Korte opgave:
Zet alle onderstaande rijen om in een genummerde lijst en sla lege regels over.

[Lijsten van elementgebieden]
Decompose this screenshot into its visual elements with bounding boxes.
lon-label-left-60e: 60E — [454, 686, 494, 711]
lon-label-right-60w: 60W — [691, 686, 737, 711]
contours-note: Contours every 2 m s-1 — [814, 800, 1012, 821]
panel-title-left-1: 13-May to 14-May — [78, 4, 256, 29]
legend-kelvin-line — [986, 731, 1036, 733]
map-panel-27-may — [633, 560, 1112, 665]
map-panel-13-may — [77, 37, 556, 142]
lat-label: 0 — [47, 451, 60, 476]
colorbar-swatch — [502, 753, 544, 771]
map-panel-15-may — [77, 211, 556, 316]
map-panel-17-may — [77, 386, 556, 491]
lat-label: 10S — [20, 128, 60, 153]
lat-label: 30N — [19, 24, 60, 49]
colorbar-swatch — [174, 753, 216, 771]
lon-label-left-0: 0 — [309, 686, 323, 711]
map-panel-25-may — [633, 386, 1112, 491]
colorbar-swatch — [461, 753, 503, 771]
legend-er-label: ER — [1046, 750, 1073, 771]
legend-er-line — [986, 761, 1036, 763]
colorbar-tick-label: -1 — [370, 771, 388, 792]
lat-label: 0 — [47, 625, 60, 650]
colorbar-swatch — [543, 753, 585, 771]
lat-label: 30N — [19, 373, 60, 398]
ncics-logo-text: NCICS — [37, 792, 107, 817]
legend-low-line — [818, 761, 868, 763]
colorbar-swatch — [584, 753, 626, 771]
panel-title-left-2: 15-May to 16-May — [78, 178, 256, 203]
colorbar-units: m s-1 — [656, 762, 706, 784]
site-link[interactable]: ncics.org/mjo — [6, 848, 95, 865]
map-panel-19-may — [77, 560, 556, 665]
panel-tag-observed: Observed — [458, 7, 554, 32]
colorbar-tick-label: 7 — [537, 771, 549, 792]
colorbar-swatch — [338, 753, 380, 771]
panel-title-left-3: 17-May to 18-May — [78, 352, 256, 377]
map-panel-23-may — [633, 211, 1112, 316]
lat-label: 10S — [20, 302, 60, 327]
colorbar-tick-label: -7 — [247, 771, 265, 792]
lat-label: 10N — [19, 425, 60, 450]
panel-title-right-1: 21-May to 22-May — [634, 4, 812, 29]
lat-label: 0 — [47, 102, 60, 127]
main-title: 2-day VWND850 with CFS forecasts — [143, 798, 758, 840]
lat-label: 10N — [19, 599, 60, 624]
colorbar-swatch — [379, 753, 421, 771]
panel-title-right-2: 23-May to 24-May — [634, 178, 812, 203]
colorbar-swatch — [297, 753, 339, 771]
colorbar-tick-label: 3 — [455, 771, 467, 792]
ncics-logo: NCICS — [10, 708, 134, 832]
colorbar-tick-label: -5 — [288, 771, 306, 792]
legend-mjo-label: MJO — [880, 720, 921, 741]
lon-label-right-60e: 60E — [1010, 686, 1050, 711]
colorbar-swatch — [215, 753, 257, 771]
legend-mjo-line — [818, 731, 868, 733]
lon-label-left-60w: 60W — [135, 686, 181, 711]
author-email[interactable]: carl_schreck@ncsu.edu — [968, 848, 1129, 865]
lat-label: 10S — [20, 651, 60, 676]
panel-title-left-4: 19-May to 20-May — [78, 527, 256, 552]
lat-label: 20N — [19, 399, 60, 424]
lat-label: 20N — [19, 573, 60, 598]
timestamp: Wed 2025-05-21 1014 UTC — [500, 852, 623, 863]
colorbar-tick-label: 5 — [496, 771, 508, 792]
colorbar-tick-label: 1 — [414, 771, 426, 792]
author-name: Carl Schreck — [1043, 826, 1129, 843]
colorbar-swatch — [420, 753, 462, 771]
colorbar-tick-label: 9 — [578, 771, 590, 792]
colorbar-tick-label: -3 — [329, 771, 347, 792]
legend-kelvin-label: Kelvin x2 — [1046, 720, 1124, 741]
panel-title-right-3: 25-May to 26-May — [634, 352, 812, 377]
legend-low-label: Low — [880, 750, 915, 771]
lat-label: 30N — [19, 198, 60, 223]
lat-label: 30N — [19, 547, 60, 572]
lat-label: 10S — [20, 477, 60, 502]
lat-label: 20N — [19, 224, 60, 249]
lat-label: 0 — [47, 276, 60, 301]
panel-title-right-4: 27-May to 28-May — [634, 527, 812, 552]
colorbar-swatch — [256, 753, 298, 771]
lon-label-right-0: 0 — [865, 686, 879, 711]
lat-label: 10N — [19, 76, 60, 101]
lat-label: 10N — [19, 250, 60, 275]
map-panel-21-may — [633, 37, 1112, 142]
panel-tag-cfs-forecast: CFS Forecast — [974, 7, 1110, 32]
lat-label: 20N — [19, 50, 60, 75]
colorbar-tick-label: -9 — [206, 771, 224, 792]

Uitwerking opgave:
1. Decompose this screenshot into its visual elements with bounding boxes.
2. lon-label-left-60e: 60E — [454, 686, 494, 711]
3. lon-label-right-60w: 60W — [691, 686, 737, 711]
4. contours-note: Contours every 2 m s-1 — [814, 800, 1012, 821]
5. panel-title-left-1: 13-May to 14-May — [78, 4, 256, 29]
6. legend-kelvin-line — [986, 731, 1036, 733]
7. map-panel-27-may — [633, 560, 1112, 665]
8. map-panel-13-may — [77, 37, 556, 142]
9. lat-label: 0 — [47, 451, 60, 476]
10. colorbar-swatch — [502, 753, 544, 771]
11. map-panel-15-may — [77, 211, 556, 316]
12. map-panel-17-may — [77, 386, 556, 491]
13. lat-label: 10S — [20, 128, 60, 153]
14. lat-label: 30N — [19, 24, 60, 49]
15. colorbar-swatch — [174, 753, 216, 771]
16. lon-label-left-0: 0 — [309, 686, 323, 711]
17. map-panel-25-may — [633, 386, 1112, 491]
18. colorbar-swatch — [461, 753, 503, 771]
19. legend-er-label: ER — [1046, 750, 1073, 771]
20. legend-er-line — [986, 761, 1036, 763]
21. colorbar-tick-label: -1 — [370, 771, 388, 792]
22. lat-label: 0 — [47, 625, 60, 650]
23. colorbar-swatch — [543, 753, 585, 771]
24. lat-label: 30N — [19, 373, 60, 398]
25. ncics-logo-text: NCICS — [37, 792, 107, 817]
26. legend-low-line — [818, 761, 868, 763]
27. colorbar-swatch — [584, 753, 626, 771]
28. panel-title-left-2: 15-May to 16-May — [78, 178, 256, 203]
29. colorbar-units: m s-1 — [656, 762, 706, 784]
30. site-link[interactable]: ncics.org/mjo — [6, 848, 95, 865]
31. map-panel-19-may — [77, 560, 556, 665]
32. panel-tag-observed: Observed — [458, 7, 554, 32]
33. colorbar-tick-label: 7 — [537, 771, 549, 792]
34. colorbar-swatch — [338, 753, 380, 771]
35. panel-title-left-3: 17-May to 18-May — [78, 352, 256, 377]
36. map-panel-23-may — [633, 211, 1112, 316]
37. lat-label: 10S — [20, 302, 60, 327]
38. colorbar-tick-label: -7 — [247, 771, 265, 792]
39. lat-label: 10N — [19, 425, 60, 450]
40. panel-title-right-1: 21-May to 22-May — [634, 4, 812, 29]
41. lat-label: 0 — [47, 102, 60, 127]
42. main-title: 2-day VWND850 with CFS forecasts — [143, 798, 758, 840]
43. lat-label: 10N — [19, 599, 60, 624]
44. colorbar-swatch — [379, 753, 421, 771]
45. panel-title-right-2: 23-May to 24-May — [634, 178, 812, 203]
46. colorbar-swatch — [297, 753, 339, 771]
47. colorbar-tick-label: 3 — [455, 771, 467, 792]
48. ncics-logo: NCICS — [10, 708, 134, 832]
49. colorbar-tick-label: -5 — [288, 771, 306, 792]
50. legend-mjo-label: MJO — [880, 720, 921, 741]
51. lon-label-right-60e: 60E — [1010, 686, 1050, 711]
52. colorbar-swatch — [215, 753, 257, 771]
53. legend-mjo-line — [818, 731, 868, 733]
54. lon-label-left-60w: 60W — [135, 686, 181, 711]
55. author-email[interactable]: carl_schreck@ncsu.edu — [968, 848, 1129, 865]
56. lat-label: 10S — [20, 651, 60, 676]
57. panel-title-left-4: 19-May to 20-May — [78, 527, 256, 552]
58. lat-label: 20N — [19, 399, 60, 424]
59. lat-label: 20N — [19, 573, 60, 598]
60. timestamp: Wed 2025-05-21 1014 UTC — [500, 852, 623, 863]
61. colorbar-tick-label: 5 — [496, 771, 508, 792]
62. colorbar-tick-label: 1 — [414, 771, 426, 792]
63. author-name: Carl Schreck — [1043, 826, 1129, 843]
64. colorbar-swatch — [420, 753, 462, 771]
65. colorbar-tick-label: 9 — [578, 771, 590, 792]
66. colorbar-tick-label: -3 — [329, 771, 347, 792]
67. legend-kelvin-label: Kelvin x2 — [1046, 720, 1124, 741]
68. panel-title-right-3: 25-May to 26-May — [634, 352, 812, 377]
69. legend-low-label: Low — [880, 750, 915, 771]
70. lat-label: 30N — [19, 198, 60, 223]
71. lat-label: 30N — [19, 547, 60, 572]
72. lat-label: 10S — [20, 477, 60, 502]
73. lat-label: 20N — [19, 224, 60, 249]
74. lat-label: 0 — [47, 276, 60, 301]
75. panel-title-right-4: 27-May to 28-May — [634, 527, 812, 552]
76. colorbar-swatch — [256, 753, 298, 771]
77. lon-label-right-0: 0 — [865, 686, 879, 711]
78. lat-label: 10N — [19, 76, 60, 101]
79. lat-label: 10N — [19, 250, 60, 275]
80. map-panel-21-may — [633, 37, 1112, 142]
81. panel-tag-cfs-forecast: CFS Forecast — [974, 7, 1110, 32]
82. lat-label: 20N — [19, 50, 60, 75]
83. colorbar-tick-label: -9 — [206, 771, 224, 792]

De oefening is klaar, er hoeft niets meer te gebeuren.